## EXERCISE OBJECTIVE
From the entries below, copy every line where the string "source" appears.

Items from a figure collection

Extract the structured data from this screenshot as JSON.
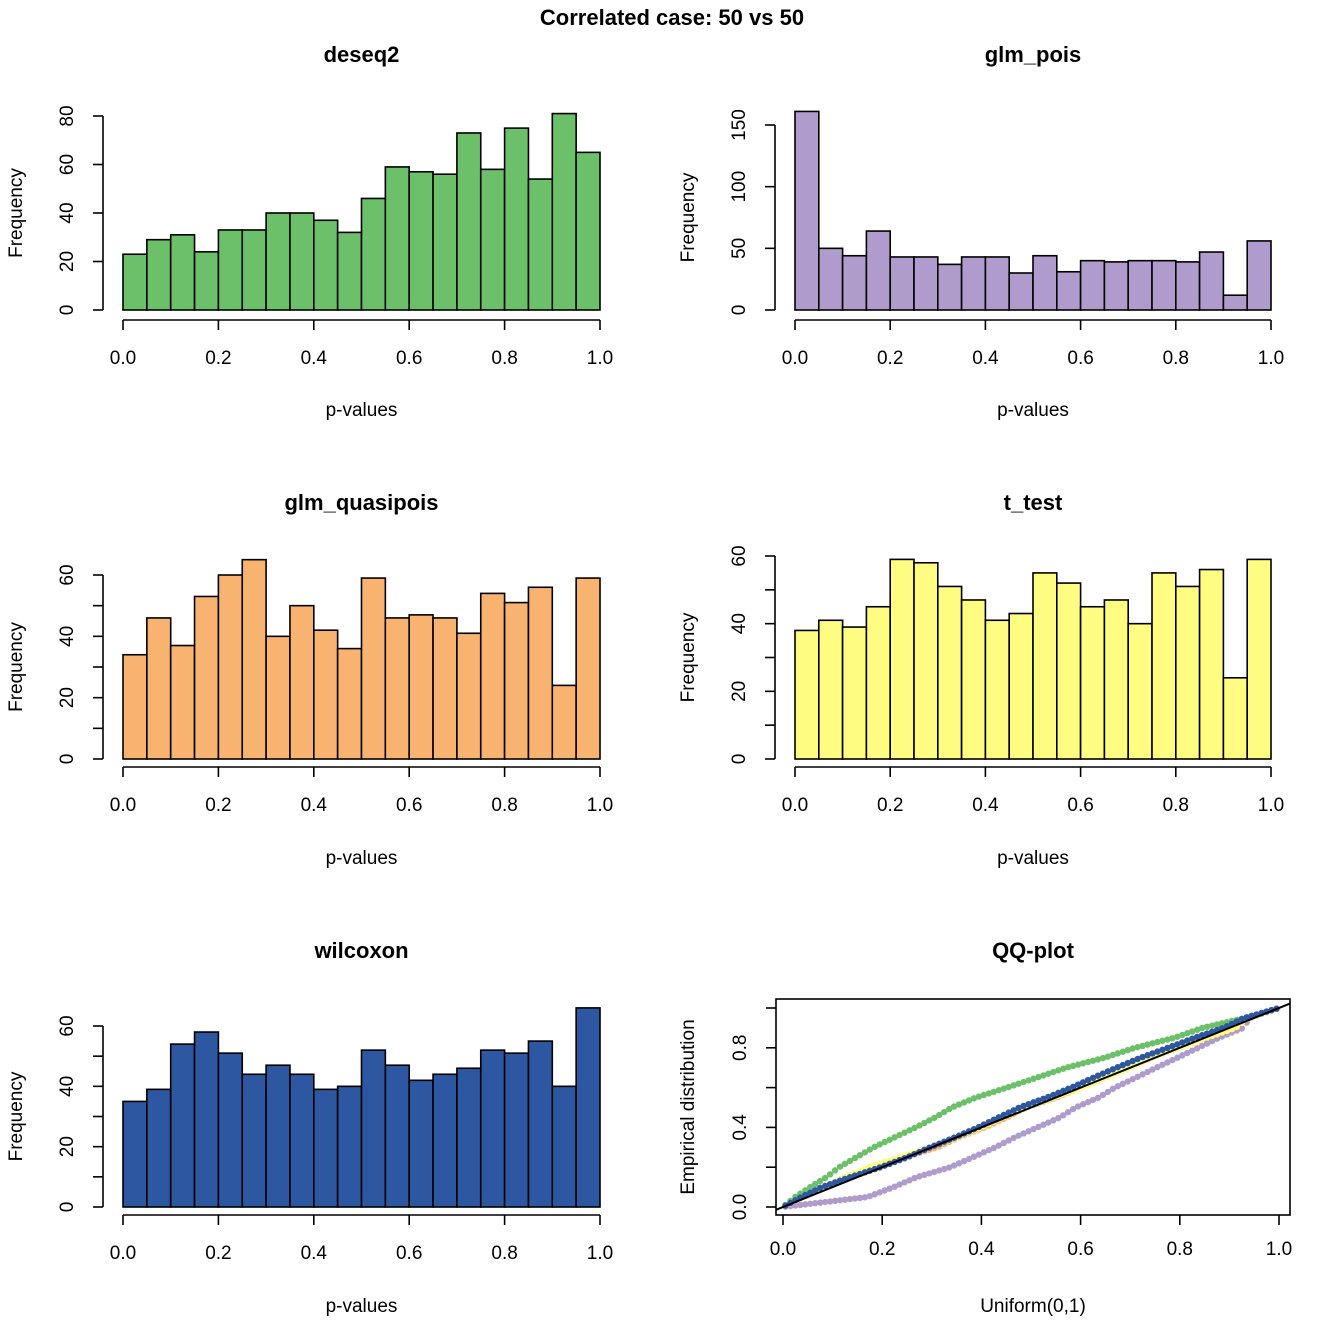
{
  "figure": {
    "suptitle": "Correlated case: 50 vs 50"
  },
  "chart_data": [
    {
      "type": "bar",
      "id": "deseq2",
      "title": "deseq2",
      "xlabel": "p-values",
      "ylabel": "Frequency",
      "color": "#6DC06A",
      "bin_edges_step": 0.05,
      "xlim": [
        0,
        1
      ],
      "xticks": [
        "0.0",
        "0.2",
        "0.4",
        "0.6",
        "0.8",
        "1.0"
      ],
      "ylim": [
        0,
        80
      ],
      "yticks": [
        0,
        20,
        40,
        60,
        80
      ],
      "yticklabels": [
        "0",
        "20",
        "40",
        "60",
        "80"
      ],
      "values": [
        23,
        29,
        31,
        24,
        33,
        33,
        40,
        40,
        37,
        32,
        46,
        59,
        57,
        56,
        73,
        58,
        75,
        54,
        81,
        65
      ]
    },
    {
      "type": "bar",
      "id": "glm_pois",
      "title": "glm_pois",
      "xlabel": "p-values",
      "ylabel": "Frequency",
      "color": "#B09CCC",
      "bin_edges_step": 0.05,
      "xlim": [
        0,
        1
      ],
      "xticks": [
        "0.0",
        "0.2",
        "0.4",
        "0.6",
        "0.8",
        "1.0"
      ],
      "ylim": [
        0,
        150
      ],
      "yticks": [
        0,
        50,
        100,
        150
      ],
      "yticklabels": [
        "0",
        "50",
        "100",
        "150"
      ],
      "values": [
        161,
        50,
        44,
        64,
        43,
        43,
        37,
        43,
        43,
        30,
        44,
        31,
        40,
        39,
        40,
        40,
        39,
        47,
        12,
        56
      ]
    },
    {
      "type": "bar",
      "id": "glm_quasipois",
      "title": "glm_quasipois",
      "xlabel": "p-values",
      "ylabel": "Frequency",
      "color": "#F9B371",
      "bin_edges_step": 0.05,
      "xlim": [
        0,
        1
      ],
      "xticks": [
        "0.0",
        "0.2",
        "0.4",
        "0.6",
        "0.8",
        "1.0"
      ],
      "ylim": [
        0,
        60
      ],
      "yticks": [
        0,
        10,
        20,
        30,
        40,
        50,
        60
      ],
      "yticklabels": [
        "0",
        "",
        "20",
        "",
        "40",
        "",
        "60"
      ],
      "values": [
        34,
        46,
        37,
        53,
        60,
        65,
        40,
        50,
        42,
        36,
        59,
        46,
        47,
        46,
        41,
        54,
        51,
        56,
        24,
        59
      ]
    },
    {
      "type": "bar",
      "id": "t_test",
      "title": "t_test",
      "xlabel": "p-values",
      "ylabel": "Frequency",
      "color": "#FFFC82",
      "bin_edges_step": 0.05,
      "xlim": [
        0,
        1
      ],
      "xticks": [
        "0.0",
        "0.2",
        "0.4",
        "0.6",
        "0.8",
        "1.0"
      ],
      "ylim": [
        0,
        60
      ],
      "yticks": [
        0,
        10,
        20,
        30,
        40,
        50,
        60
      ],
      "yticklabels": [
        "0",
        "",
        "20",
        "",
        "40",
        "",
        "60"
      ],
      "values": [
        38,
        41,
        39,
        45,
        59,
        58,
        51,
        47,
        41,
        43,
        55,
        52,
        45,
        47,
        40,
        55,
        51,
        56,
        24,
        59
      ]
    },
    {
      "type": "bar",
      "id": "wilcoxon",
      "title": "wilcoxon",
      "xlabel": "p-values",
      "ylabel": "Frequency",
      "color": "#2D57A0",
      "bin_edges_step": 0.05,
      "xlim": [
        0,
        1
      ],
      "xticks": [
        "0.0",
        "0.2",
        "0.4",
        "0.6",
        "0.8",
        "1.0"
      ],
      "ylim": [
        0,
        60
      ],
      "yticks": [
        0,
        10,
        20,
        30,
        40,
        50,
        60
      ],
      "yticklabels": [
        "0",
        "",
        "20",
        "",
        "40",
        "",
        "60"
      ],
      "values": [
        35,
        39,
        54,
        58,
        51,
        44,
        47,
        44,
        39,
        40,
        52,
        47,
        42,
        44,
        46,
        52,
        51,
        55,
        40,
        66
      ]
    },
    {
      "type": "scatter",
      "id": "qqplot",
      "title": "QQ-plot",
      "xlabel": "Uniform(0,1)",
      "ylabel": "Empirical distribution",
      "xlim": [
        0,
        1
      ],
      "ylim": [
        0,
        1
      ],
      "xticks": [
        "0.0",
        "0.2",
        "0.4",
        "0.6",
        "0.8",
        "1.0"
      ],
      "yticks": [
        0,
        0.2,
        0.4,
        0.6,
        0.8,
        1.0
      ],
      "yticklabels": [
        "0.0",
        "",
        "0.4",
        "",
        "0.8",
        ""
      ],
      "reference_line": {
        "intercept": 0,
        "slope": 1,
        "color": "#000000"
      },
      "series": [
        {
          "name": "glm_pois",
          "color": "#B09CCC",
          "source": "glm_pois"
        },
        {
          "name": "glm_quasipois",
          "color": "#F9B371",
          "source": "glm_quasipois"
        },
        {
          "name": "t_test",
          "color": "#FFFC82",
          "source": "t_test"
        },
        {
          "name": "deseq2",
          "color": "#6DC06A",
          "source": "deseq2"
        },
        {
          "name": "wilcoxon",
          "color": "#2D57A0",
          "source": "wilcoxon"
        }
      ],
      "points_per_series": 100
    }
  ]
}
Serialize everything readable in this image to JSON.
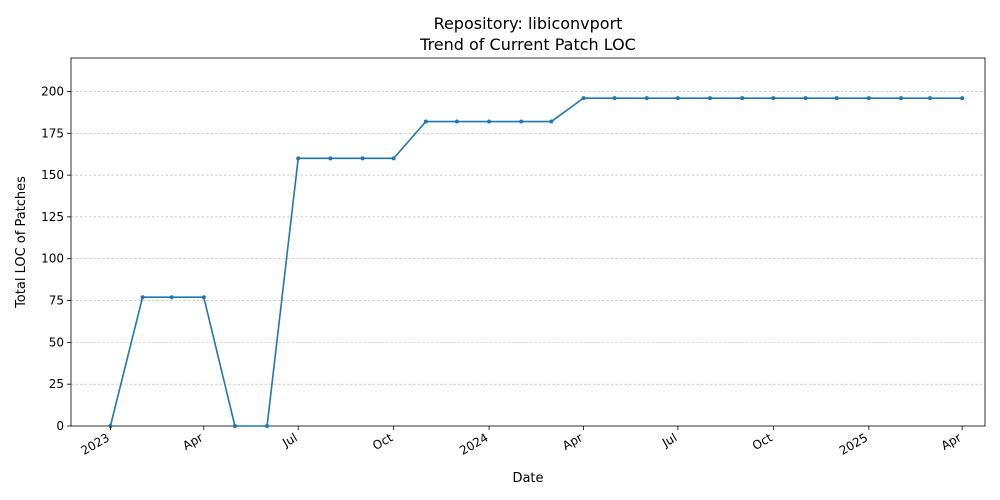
{
  "chart_data": {
    "type": "line",
    "title_lines": [
      "Repository: libiconvport",
      "Trend of Current Patch LOC"
    ],
    "xlabel": "Date",
    "ylabel": "Total LOC of Patches",
    "ylim": [
      0,
      220
    ],
    "yticks": [
      0,
      25,
      50,
      75,
      100,
      125,
      150,
      175,
      200
    ],
    "xlim": [
      "2022-11-24",
      "2025-04-23"
    ],
    "xticks": [
      {
        "date": "2023-01-01",
        "label": "2023"
      },
      {
        "date": "2023-04-01",
        "label": "Apr"
      },
      {
        "date": "2023-07-01",
        "label": "Jul"
      },
      {
        "date": "2023-10-01",
        "label": "Oct"
      },
      {
        "date": "2024-01-01",
        "label": "2024"
      },
      {
        "date": "2024-04-01",
        "label": "Apr"
      },
      {
        "date": "2024-07-01",
        "label": "Jul"
      },
      {
        "date": "2024-10-01",
        "label": "Oct"
      },
      {
        "date": "2025-01-01",
        "label": "2025"
      },
      {
        "date": "2025-04-01",
        "label": "Apr"
      }
    ],
    "grid": "y-dashed",
    "color": "#1f77b4",
    "series": [
      {
        "x": [
          "2023-01-01",
          "2023-02-01",
          "2023-03-01",
          "2023-04-01",
          "2023-05-01",
          "2023-06-01",
          "2023-07-01",
          "2023-08-01",
          "2023-09-01",
          "2023-10-01",
          "2023-11-01",
          "2023-12-01",
          "2024-01-01",
          "2024-02-01",
          "2024-03-01",
          "2024-04-01",
          "2024-05-01",
          "2024-06-01",
          "2024-07-01",
          "2024-08-01",
          "2024-09-01",
          "2024-10-01",
          "2024-11-01",
          "2024-12-01",
          "2025-01-01",
          "2025-02-01",
          "2025-03-01",
          "2025-04-01"
        ],
        "y": [
          0,
          77,
          77,
          77,
          0,
          0,
          160,
          160,
          160,
          160,
          182,
          182,
          182,
          182,
          182,
          196,
          196,
          196,
          196,
          196,
          196,
          196,
          196,
          196,
          196,
          196,
          196,
          196
        ]
      }
    ]
  }
}
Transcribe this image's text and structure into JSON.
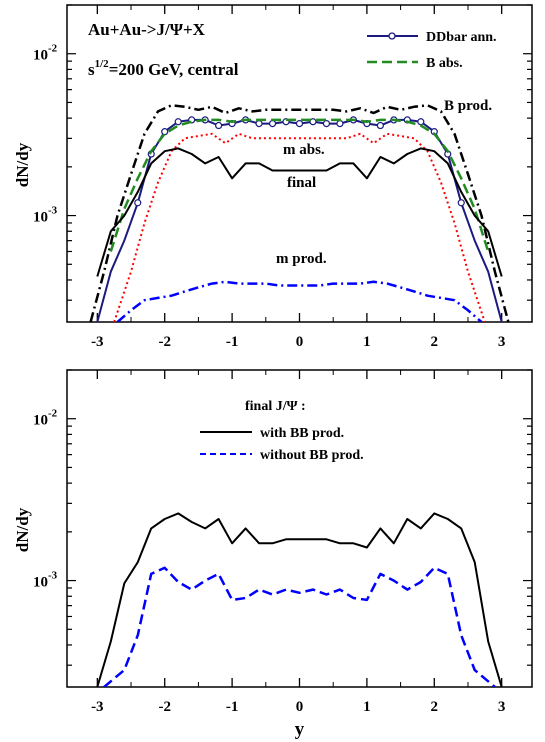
{
  "chart_data": [
    {
      "type": "line",
      "xlabel": "",
      "ylabel": "dN/dy",
      "xlim": [
        -3.45,
        3.45
      ],
      "ylim": [
        0.00022,
        0.02
      ],
      "yscale": "log",
      "x_ticks": [
        "-3",
        "-2",
        "-1",
        "0",
        "1",
        "2",
        "3"
      ],
      "y_ticks": [
        {
          "value": 0.01,
          "base": "10",
          "exp": "-2"
        },
        {
          "value": 0.001,
          "base": "10",
          "exp": "-3"
        }
      ],
      "title_lines": [
        "Au+Au->J/Ψ+X"
      ],
      "energy_label": {
        "base": "s",
        "sup": "1/2",
        "rest": "=200 GeV, central"
      },
      "legend": {
        "position": "top-right",
        "entries": [
          "DDbar ann.",
          "B abs."
        ]
      },
      "series": [
        {
          "name": "B prod.",
          "color": "#000000",
          "dash": "dashdot",
          "symbol": "",
          "x": [
            -3.1,
            -2.9,
            -2.7,
            -2.5,
            -2.3,
            -2.1,
            -1.9,
            -1.7,
            -1.5,
            -1.3,
            -1.1,
            -0.9,
            -0.7,
            -0.5,
            -0.3,
            -0.1,
            0.1,
            0.3,
            0.5,
            0.7,
            0.9,
            1.1,
            1.3,
            1.5,
            1.7,
            1.9,
            2.1,
            2.3,
            2.5,
            2.7,
            2.9,
            3.1
          ],
          "y": [
            0.00022,
            0.00045,
            0.001,
            0.0018,
            0.0032,
            0.0044,
            0.0048,
            0.0047,
            0.0045,
            0.0047,
            0.0043,
            0.0046,
            0.0044,
            0.0045,
            0.0045,
            0.0045,
            0.0045,
            0.0045,
            0.0045,
            0.0044,
            0.0046,
            0.0043,
            0.0047,
            0.0045,
            0.0047,
            0.0048,
            0.0044,
            0.0032,
            0.0018,
            0.001,
            0.00045,
            0.00022
          ]
        },
        {
          "name": "DDbar ann.",
          "color": "#1a1a80",
          "dash": "solid",
          "symbol": "circle",
          "x": [
            -3.0,
            -2.8,
            -2.6,
            -2.4,
            -2.2,
            -2.0,
            -1.8,
            -1.6,
            -1.4,
            -1.2,
            -1.0,
            -0.8,
            -0.6,
            -0.4,
            -0.2,
            0.0,
            0.2,
            0.4,
            0.6,
            0.8,
            1.0,
            1.2,
            1.4,
            1.6,
            1.8,
            2.0,
            2.2,
            2.4,
            2.6,
            2.8,
            3.0
          ],
          "y": [
            0.00022,
            0.00045,
            0.0007,
            0.0012,
            0.0024,
            0.0033,
            0.0038,
            0.0039,
            0.0039,
            0.0036,
            0.0037,
            0.0039,
            0.0037,
            0.0037,
            0.0038,
            0.0037,
            0.0038,
            0.0037,
            0.0037,
            0.0039,
            0.0037,
            0.0036,
            0.0039,
            0.0039,
            0.0038,
            0.0033,
            0.0024,
            0.0012,
            0.0007,
            0.00045,
            0.00022
          ]
        },
        {
          "name": "B abs.",
          "color": "#228b22",
          "dash": "dashed",
          "symbol": "",
          "x": [
            -2.8,
            -2.6,
            -2.4,
            -2.2,
            -2.0,
            -1.8,
            -1.6,
            -1.4,
            -1.2,
            -1.0,
            -0.8,
            -0.6,
            -0.4,
            -0.2,
            0.0,
            0.2,
            0.4,
            0.6,
            0.8,
            1.0,
            1.2,
            1.4,
            1.6,
            1.8,
            2.0,
            2.2,
            2.4,
            2.6,
            2.8
          ],
          "y": [
            0.0006,
            0.0011,
            0.0017,
            0.0025,
            0.0032,
            0.0036,
            0.0038,
            0.0039,
            0.0039,
            0.0038,
            0.0039,
            0.0039,
            0.0039,
            0.0039,
            0.0039,
            0.0039,
            0.0039,
            0.0039,
            0.0039,
            0.0038,
            0.0039,
            0.0039,
            0.0038,
            0.0036,
            0.0032,
            0.0025,
            0.0017,
            0.0011,
            0.0006
          ]
        },
        {
          "name": "m abs.",
          "color": "#ff0000",
          "dash": "dotted",
          "symbol": "",
          "x": [
            -2.75,
            -2.5,
            -2.3,
            -2.1,
            -1.9,
            -1.7,
            -1.5,
            -1.3,
            -1.1,
            -0.9,
            -0.7,
            -0.5,
            -0.3,
            -0.1,
            0.1,
            0.3,
            0.5,
            0.7,
            0.9,
            1.1,
            1.3,
            1.5,
            1.7,
            1.9,
            2.1,
            2.3,
            2.5,
            2.75
          ],
          "y": [
            0.00022,
            0.00045,
            0.0009,
            0.0016,
            0.0025,
            0.003,
            0.0031,
            0.0032,
            0.0028,
            0.0032,
            0.003,
            0.003,
            0.003,
            0.003,
            0.003,
            0.003,
            0.003,
            0.003,
            0.0032,
            0.0028,
            0.0032,
            0.0031,
            0.003,
            0.0025,
            0.0016,
            0.0009,
            0.00045,
            0.00022
          ]
        },
        {
          "name": "final",
          "color": "#000000",
          "dash": "solid",
          "symbol": "",
          "x": [
            -3.0,
            -2.8,
            -2.6,
            -2.4,
            -2.2,
            -2.0,
            -1.8,
            -1.6,
            -1.4,
            -1.2,
            -1.0,
            -0.8,
            -0.6,
            -0.4,
            -0.2,
            0.0,
            0.2,
            0.4,
            0.6,
            0.8,
            1.0,
            1.2,
            1.4,
            1.6,
            1.8,
            2.0,
            2.2,
            2.4,
            2.6,
            2.8,
            3.0
          ],
          "y": [
            0.00042,
            0.0008,
            0.001,
            0.0014,
            0.0021,
            0.0025,
            0.0026,
            0.0024,
            0.0021,
            0.0023,
            0.0017,
            0.0021,
            0.0021,
            0.0019,
            0.0019,
            0.0019,
            0.0019,
            0.0019,
            0.0021,
            0.0021,
            0.0017,
            0.0023,
            0.0021,
            0.0024,
            0.0026,
            0.0025,
            0.0021,
            0.0014,
            0.001,
            0.0008,
            0.00042
          ]
        },
        {
          "name": "m prod.",
          "color": "#0000ff",
          "dash": "dashdot",
          "symbol": "",
          "x": [
            -2.7,
            -2.5,
            -2.3,
            -2.1,
            -1.9,
            -1.7,
            -1.5,
            -1.3,
            -1.1,
            -0.9,
            -0.7,
            -0.5,
            -0.3,
            -0.1,
            0.1,
            0.3,
            0.5,
            0.7,
            0.9,
            1.1,
            1.3,
            1.5,
            1.7,
            1.9,
            2.1,
            2.3,
            2.5,
            2.7
          ],
          "y": [
            0.00022,
            0.00026,
            0.0003,
            0.00031,
            0.00032,
            0.00034,
            0.00036,
            0.00038,
            0.00039,
            0.00038,
            0.00038,
            0.00038,
            0.00037,
            0.00037,
            0.00037,
            0.00037,
            0.00038,
            0.00038,
            0.00038,
            0.00039,
            0.00038,
            0.00036,
            0.00034,
            0.00032,
            0.00031,
            0.0003,
            0.00026,
            0.00022
          ]
        }
      ],
      "curve_labels": [
        "B prod.",
        "m abs.",
        "final",
        "m prod."
      ]
    },
    {
      "type": "line",
      "xlabel": "y",
      "ylabel": "dN/dy",
      "xlim": [
        -3.45,
        3.45
      ],
      "ylim": [
        0.00022,
        0.02
      ],
      "yscale": "log",
      "x_ticks": [
        "-3",
        "-2",
        "-1",
        "0",
        "1",
        "2",
        "3"
      ],
      "y_ticks": [
        {
          "value": 0.01,
          "base": "10",
          "exp": "-2"
        },
        {
          "value": 0.001,
          "base": "10",
          "exp": "-3"
        }
      ],
      "legend": {
        "position": "top-center",
        "title": "final J/Ψ :",
        "entries": [
          "with BB prod.",
          "without BB prod."
        ]
      },
      "series": [
        {
          "name": "with BB prod.",
          "color": "#000000",
          "dash": "solid",
          "x": [
            -3.0,
            -2.8,
            -2.6,
            -2.4,
            -2.2,
            -2.0,
            -1.8,
            -1.6,
            -1.4,
            -1.2,
            -1.0,
            -0.8,
            -0.6,
            -0.4,
            -0.2,
            0.0,
            0.2,
            0.4,
            0.6,
            0.8,
            1.0,
            1.2,
            1.4,
            1.6,
            1.8,
            2.0,
            2.2,
            2.4,
            2.6,
            2.8,
            3.0
          ],
          "y": [
            0.00022,
            0.00042,
            0.00096,
            0.0013,
            0.0021,
            0.0024,
            0.0026,
            0.0023,
            0.0021,
            0.0024,
            0.0017,
            0.0021,
            0.0017,
            0.0017,
            0.0018,
            0.0018,
            0.0018,
            0.0018,
            0.0017,
            0.0017,
            0.0016,
            0.0021,
            0.0017,
            0.0024,
            0.0021,
            0.0026,
            0.0024,
            0.0021,
            0.0013,
            0.00042,
            0.00022
          ]
        },
        {
          "name": "without BB prod.",
          "color": "#0000ff",
          "dash": "dashed",
          "x": [
            -2.9,
            -2.6,
            -2.4,
            -2.2,
            -2.0,
            -1.8,
            -1.6,
            -1.4,
            -1.2,
            -1.0,
            -0.8,
            -0.6,
            -0.4,
            -0.2,
            0.0,
            0.2,
            0.4,
            0.6,
            0.8,
            1.0,
            1.2,
            1.4,
            1.6,
            1.8,
            2.0,
            2.2,
            2.4,
            2.6,
            2.9
          ],
          "y": [
            0.00022,
            0.00028,
            0.00046,
            0.0011,
            0.0012,
            0.00098,
            0.00088,
            0.001,
            0.0011,
            0.00076,
            0.00078,
            0.00088,
            0.00082,
            0.00088,
            0.00084,
            0.00088,
            0.00082,
            0.00088,
            0.00078,
            0.00076,
            0.0011,
            0.001,
            0.00088,
            0.00098,
            0.0012,
            0.0011,
            0.00046,
            0.00028,
            0.00022
          ]
        }
      ]
    }
  ]
}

## WRITTEN RESPONSE
          "source": "glm_pois"
          "source": "glm_quasipois"
          "source": "t_test"
          "source": "deseq2"
          "source": "wilcoxon"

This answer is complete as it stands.